### Task to complete
Rewrite every line of the entries below as a Markdown table with the columns Row and Entry Line. Number each line in the Row column, and leave out blank lines.

### Given records
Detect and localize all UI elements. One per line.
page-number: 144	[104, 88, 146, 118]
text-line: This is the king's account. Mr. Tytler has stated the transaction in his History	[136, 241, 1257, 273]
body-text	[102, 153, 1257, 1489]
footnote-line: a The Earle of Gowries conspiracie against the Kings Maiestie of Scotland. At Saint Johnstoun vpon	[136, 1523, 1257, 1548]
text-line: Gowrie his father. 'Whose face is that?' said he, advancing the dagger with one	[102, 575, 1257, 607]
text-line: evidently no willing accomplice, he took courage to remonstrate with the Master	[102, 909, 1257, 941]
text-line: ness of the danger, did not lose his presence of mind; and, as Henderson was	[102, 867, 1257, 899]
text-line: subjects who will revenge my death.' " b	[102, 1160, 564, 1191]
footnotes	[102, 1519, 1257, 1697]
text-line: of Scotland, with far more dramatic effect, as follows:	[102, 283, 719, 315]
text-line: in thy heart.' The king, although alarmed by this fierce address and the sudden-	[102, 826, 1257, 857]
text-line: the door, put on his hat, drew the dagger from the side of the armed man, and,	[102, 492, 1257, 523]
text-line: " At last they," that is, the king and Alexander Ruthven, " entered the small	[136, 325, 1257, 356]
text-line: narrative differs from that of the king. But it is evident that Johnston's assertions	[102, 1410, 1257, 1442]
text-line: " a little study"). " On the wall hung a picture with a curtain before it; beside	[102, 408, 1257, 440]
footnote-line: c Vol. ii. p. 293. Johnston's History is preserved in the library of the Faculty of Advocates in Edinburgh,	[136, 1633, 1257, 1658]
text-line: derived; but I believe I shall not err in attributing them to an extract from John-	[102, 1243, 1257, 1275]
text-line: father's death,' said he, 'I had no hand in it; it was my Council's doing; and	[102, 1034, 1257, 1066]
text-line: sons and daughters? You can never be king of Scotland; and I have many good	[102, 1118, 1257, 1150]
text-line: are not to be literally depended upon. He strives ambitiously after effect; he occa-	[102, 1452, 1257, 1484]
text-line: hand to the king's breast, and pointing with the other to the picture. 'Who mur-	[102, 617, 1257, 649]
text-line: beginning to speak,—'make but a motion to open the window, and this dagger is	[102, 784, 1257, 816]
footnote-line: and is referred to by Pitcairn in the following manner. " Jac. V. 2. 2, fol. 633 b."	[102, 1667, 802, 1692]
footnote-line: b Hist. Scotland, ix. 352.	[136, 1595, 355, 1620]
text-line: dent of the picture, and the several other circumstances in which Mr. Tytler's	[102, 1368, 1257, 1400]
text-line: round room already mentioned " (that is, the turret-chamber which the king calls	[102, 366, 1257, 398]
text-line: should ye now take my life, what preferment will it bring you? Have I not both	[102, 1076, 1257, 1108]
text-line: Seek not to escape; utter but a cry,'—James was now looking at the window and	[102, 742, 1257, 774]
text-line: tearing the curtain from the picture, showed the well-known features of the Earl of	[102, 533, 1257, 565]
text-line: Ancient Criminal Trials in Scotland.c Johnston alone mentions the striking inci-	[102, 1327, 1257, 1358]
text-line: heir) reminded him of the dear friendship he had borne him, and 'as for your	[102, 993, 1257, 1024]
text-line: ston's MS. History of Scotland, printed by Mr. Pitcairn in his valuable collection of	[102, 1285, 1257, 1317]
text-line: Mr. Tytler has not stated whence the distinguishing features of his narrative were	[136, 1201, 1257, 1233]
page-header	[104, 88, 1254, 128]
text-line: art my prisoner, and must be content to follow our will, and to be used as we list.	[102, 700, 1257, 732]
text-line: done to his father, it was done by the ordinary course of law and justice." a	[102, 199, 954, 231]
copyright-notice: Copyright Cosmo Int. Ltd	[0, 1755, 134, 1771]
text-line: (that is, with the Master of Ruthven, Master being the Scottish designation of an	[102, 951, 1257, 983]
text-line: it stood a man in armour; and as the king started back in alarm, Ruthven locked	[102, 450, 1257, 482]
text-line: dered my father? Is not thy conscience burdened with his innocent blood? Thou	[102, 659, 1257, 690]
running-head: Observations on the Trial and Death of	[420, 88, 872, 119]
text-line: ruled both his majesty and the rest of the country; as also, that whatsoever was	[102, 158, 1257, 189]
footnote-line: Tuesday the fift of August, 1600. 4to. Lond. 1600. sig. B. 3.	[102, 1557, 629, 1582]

### Result for this task
| Row | Entry Line |
|---|---|
| 1 | Detect and localize all UI elements. One per line. |
| 2 | page-number: 144	[104, 88, 146, 118] |
| 3 | text-line: This is the king's account. Mr. Tytler has stated the transaction in his History	[136, 241, 1257, 273] |
| 4 | body-text	[102, 153, 1257, 1489] |
| 5 | footnote-line: a The Earle of Gowries conspiracie against the Kings Maiestie of Scotland. At Saint Johnstoun vpon	[136, 1523, 1257, 1548] |
| 6 | text-line: Gowrie his father. 'Whose face is that?' said he, advancing the dagger with one	[102, 575, 1257, 607] |
| 7 | text-line: evidently no willing accomplice, he took courage to remonstrate with the Master	[102, 909, 1257, 941] |
| 8 | text-line: ness of the danger, did not lose his presence of mind; and, as Henderson was	[102, 867, 1257, 899] |
| 9 | text-line: subjects who will revenge my death.' " b	[102, 1160, 564, 1191] |
| 10 | footnotes	[102, 1519, 1257, 1697] |
| 11 | text-line: of Scotland, with far more dramatic effect, as follows:	[102, 283, 719, 315] |
| 12 | text-line: in thy heart.' The king, although alarmed by this fierce address and the sudden-	[102, 826, 1257, 857] |
| 13 | text-line: the door, put on his hat, drew the dagger from the side of the armed man, and,	[102, 492, 1257, 523] |
| 14 | text-line: " At last they," that is, the king and Alexander Ruthven, " entered the small	[136, 325, 1257, 356] |
| 15 | text-line: narrative differs from that of the king. But it is evident that Johnston's assertions	[102, 1410, 1257, 1442] |
| 16 | text-line: " a little study"). " On the wall hung a picture with a curtain before it; beside	[102, 408, 1257, 440] |
| 17 | footnote-line: c Vol. ii. p. 293. Johnston's History is preserved in the library of the Faculty of Advocates in Edinburgh,	[136, 1633, 1257, 1658] |
| 18 | text-line: derived; but I believe I shall not err in attributing them to an extract from John-	[102, 1243, 1257, 1275] |
| 19 | text-line: father's death,' said he, 'I had no hand in it; it was my Council's doing; and	[102, 1034, 1257, 1066] |
| 20 | text-line: sons and daughters? You can never be king of Scotland; and I have many good	[102, 1118, 1257, 1150] |
| 21 | text-line: are not to be literally depended upon. He strives ambitiously after effect; he occa-	[102, 1452, 1257, 1484] |
| 22 | text-line: hand to the king's breast, and pointing with the other to the picture. 'Who mur-	[102, 617, 1257, 649] |
| 23 | text-line: beginning to speak,—'make but a motion to open the window, and this dagger is	[102, 784, 1257, 816] |
| 24 | footnote-line: and is referred to by Pitcairn in the following manner. " Jac. V. 2. 2, fol. 633 b."	[102, 1667, 802, 1692] |
| 25 | footnote-line: b Hist. Scotland, ix. 352.	[136, 1595, 355, 1620] |
| 26 | text-line: dent of the picture, and the several other circumstances in which Mr. Tytler's	[102, 1368, 1257, 1400] |
| 27 | text-line: round room already mentioned " (that is, the turret-chamber which the king calls	[102, 366, 1257, 398] |
| 28 | text-line: should ye now take my life, what preferment will it bring you? Have I not both	[102, 1076, 1257, 1108] |
| 29 | text-line: Seek not to escape; utter but a cry,'—James was now looking at the window and	[102, 742, 1257, 774] |
| 30 | text-line: tearing the curtain from the picture, showed the well-known features of the Earl of	[102, 533, 1257, 565] |
| 31 | text-line: Ancient Criminal Trials in Scotland.c Johnston alone mentions the striking inci-	[102, 1327, 1257, 1358] |
| 32 | text-line: heir) reminded him of the dear friendship he had borne him, and 'as for your	[102, 993, 1257, 1024] |
| 33 | text-line: ston's MS. History of Scotland, printed by Mr. Pitcairn in his valuable collection of	[102, 1285, 1257, 1317] |
| 34 | text-line: Mr. Tytler has not stated whence the distinguishing features of his narrative were	[136, 1201, 1257, 1233] |
| 35 | page-header	[104, 88, 1254, 128] |
| 36 | text-line: art my prisoner, and must be content to follow our will, and to be used as we list.	[102, 700, 1257, 732] |
| 37 | text-line: done to his father, it was done by the ordinary course of law and justice." a	[102, 199, 954, 231] |
| 38 | copyright-notice: Copyright Cosmo Int. Ltd	[0, 1755, 134, 1771] |
| 39 | text-line: (that is, with the Master of Ruthven, Master being the Scottish designation of an	[102, 951, 1257, 983] |
| 40 | text-line: it stood a man in armour; and as the king started back in alarm, Ruthven locked	[102, 450, 1257, 482] |
| 41 | text-line: dered my father? Is not thy conscience burdened with his innocent blood? Thou	[102, 659, 1257, 690] |
| 42 | running-head: Observations on the Trial and Death of	[420, 88, 872, 119] |
| 43 | text-line: ruled both his majesty and the rest of the country; as also, that whatsoever was	[102, 158, 1257, 189] |
| 44 | footnote-line: Tuesday the fift of August, 1600. 4to. Lond. 1600. sig. B. 3.	[102, 1557, 629, 1582] |